> _WRITTEN TASK_
Pull every line that holds the word "教育部学籍在线验证报告" from the entries.

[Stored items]
** Start **
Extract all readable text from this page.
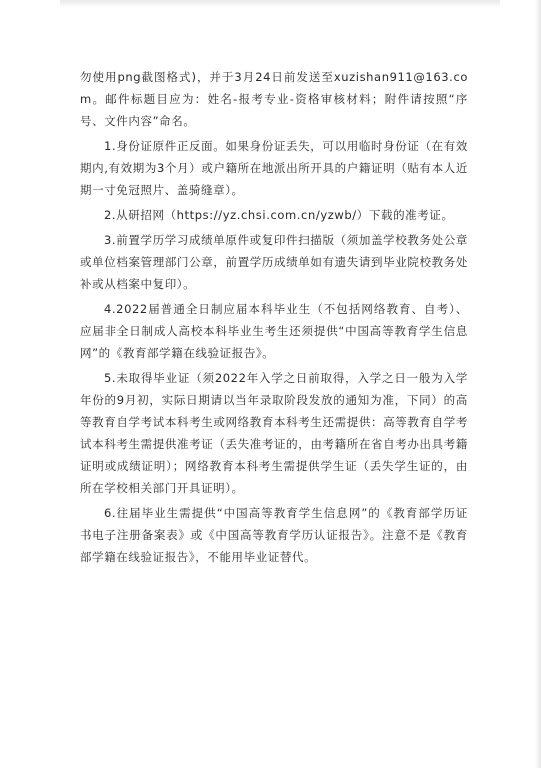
勿使用png截图格式)，并于3月24日前发送至xuzishan911@163.com。邮件标题目应为：姓名-报考专业-资格审核材料；附件请按照“序号、文件内容”命名。

1.身份证原件正反面。如果身份证丢失，可以用临时身份证（在有效期内,有效期为3个月）或户籍所在地派出所开具的户籍证明（贴有本人近期一寸免冠照片、盖骑缝章）。

2.从研招网（https://yz.chsi.com.cn/yzwb/）下载的准考证。

3.前置学历学习成绩单原件或复印件扫描版（须加盖学校教务处公章或单位档案管理部门公章，前置学历成绩单如有遗失请到毕业院校教务处补或从档案中复印）。

4.2022届普通全日制应届本科毕业生（不包括网络教育、自考）、应届非全日制成人高校本科毕业生考生还须提供“中国高等教育学生信息网”的《教育部学籍在线验证报告》。

5.未取得毕业证（须2022年入学之日前取得，入学之日一般为入学年份的9月初，实际日期请以当年录取阶段发放的通知为准，下同）的高等教育自学考试本科考生或网络教育本科考生还需提供：高等教育自学考试本科考生需提供准考证（丢失准考证的，由考籍所在省自考办出具考籍证明或成绩证明）；网络教育本科考生需提供学生证（丢失学生证的，由所在学校相关部门开具证明）。

6.往届毕业生需提供“中国高等教育学生信息网”的《教育部学历证书电子注册备案表》或《中国高等教育学历认证报告》。注意不是《教育部学籍在线验证报告》，不能用毕业证替代。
** End **
> _COMPLETED TASK_
4.2022届普通全日制应届本科毕业生（不包括网络教育、自考）、应届非全日制成人高校本科毕业生考生还须提供“中国高等教育学生信息网”的《教育部学籍在线验证报告》。
6.往届毕业生需提供“中国高等教育学生信息网”的《教育部学历证书电子注册备案表》或《中国高等教育学历认证报告》。注意不是《教育部学籍在线验证报告》，不能用毕业证替代。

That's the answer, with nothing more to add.